— start of DATASET RECORDS —

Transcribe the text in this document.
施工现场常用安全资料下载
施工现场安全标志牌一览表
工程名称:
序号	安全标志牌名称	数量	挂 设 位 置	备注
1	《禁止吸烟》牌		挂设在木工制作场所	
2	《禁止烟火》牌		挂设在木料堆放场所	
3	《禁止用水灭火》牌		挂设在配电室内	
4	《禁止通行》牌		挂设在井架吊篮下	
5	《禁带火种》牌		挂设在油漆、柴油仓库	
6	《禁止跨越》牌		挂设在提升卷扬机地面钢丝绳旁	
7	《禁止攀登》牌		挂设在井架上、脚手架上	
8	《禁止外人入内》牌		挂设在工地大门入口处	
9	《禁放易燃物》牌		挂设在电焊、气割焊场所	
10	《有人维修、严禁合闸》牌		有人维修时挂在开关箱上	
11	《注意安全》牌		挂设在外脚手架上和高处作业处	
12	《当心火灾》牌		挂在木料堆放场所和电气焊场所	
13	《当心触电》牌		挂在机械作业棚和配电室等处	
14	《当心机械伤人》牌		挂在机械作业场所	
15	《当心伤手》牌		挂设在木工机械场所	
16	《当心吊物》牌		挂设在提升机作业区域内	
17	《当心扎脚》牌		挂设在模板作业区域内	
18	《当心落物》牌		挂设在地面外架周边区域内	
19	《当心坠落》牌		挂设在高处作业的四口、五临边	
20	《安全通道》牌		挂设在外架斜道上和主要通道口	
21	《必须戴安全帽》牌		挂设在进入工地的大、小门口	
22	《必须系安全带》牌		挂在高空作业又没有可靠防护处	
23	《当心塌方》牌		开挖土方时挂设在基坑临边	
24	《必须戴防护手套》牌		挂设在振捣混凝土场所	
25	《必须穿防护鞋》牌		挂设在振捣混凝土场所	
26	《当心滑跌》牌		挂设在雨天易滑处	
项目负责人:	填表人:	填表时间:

— end of DATASET RECORDS —

Write out all the records above again, exactly as they stand.

Transcribe the text in this document.
施工现场常用安全资料下载
施工现场安全标志牌一览表
工程名称:
序号	安全标志牌名称	数量	挂 设 位 置	备注
1	《禁止吸烟》牌		挂设在木工制作场所	
2	《禁止烟火》牌		挂设在木料堆放场所	
3	《禁止用水灭火》牌		挂设在配电室内	
4	《禁止通行》牌		挂设在井架吊篮下	
5	《禁带火种》牌		挂设在油漆、柴油仓库	
6	《禁止跨越》牌		挂设在提升卷扬机地面钢丝绳旁	
7	《禁止攀登》牌		挂设在井架上、脚手架上	
8	《禁止外人入内》牌		挂设在工地大门入口处	
9	《禁放易燃物》牌		挂设在电焊、气割焊场所	
10	《有人维修、严禁合闸》牌		有人维修时挂在开关箱上	
11	《注意安全》牌		挂设在外脚手架上和高处作业处	
12	《当心火灾》牌		挂在木料堆放场所和电气焊场所	
13	《当心触电》牌		挂在机械作业棚和配电室等处	
14	《当心机械伤人》牌		挂在机械作业场所	
15	《当心伤手》牌		挂设在木工机械场所	
16	《当心吊物》牌		挂设在提升机作业区域内	
17	《当心扎脚》牌		挂设在模板作业区域内	
18	《当心落物》牌		挂设在地面外架周边区域内	
19	《当心坠落》牌		挂设在高处作业的四口、五临边	
20	《安全通道》牌		挂设在外架斜道上和主要通道口	
21	《必须戴安全帽》牌		挂设在进入工地的大、小门口	
22	《必须系安全带》牌		挂在高空作业又没有可靠防护处	
23	《当心塌方》牌		开挖土方时挂设在基坑临边	
24	《必须戴防护手套》牌		挂设在振捣混凝土场所	
25	《必须穿防护鞋》牌		挂设在振捣混凝土场所	
26	《当心滑跌》牌		挂设在雨天易滑处	
项目负责人:	填表人:	填表时间:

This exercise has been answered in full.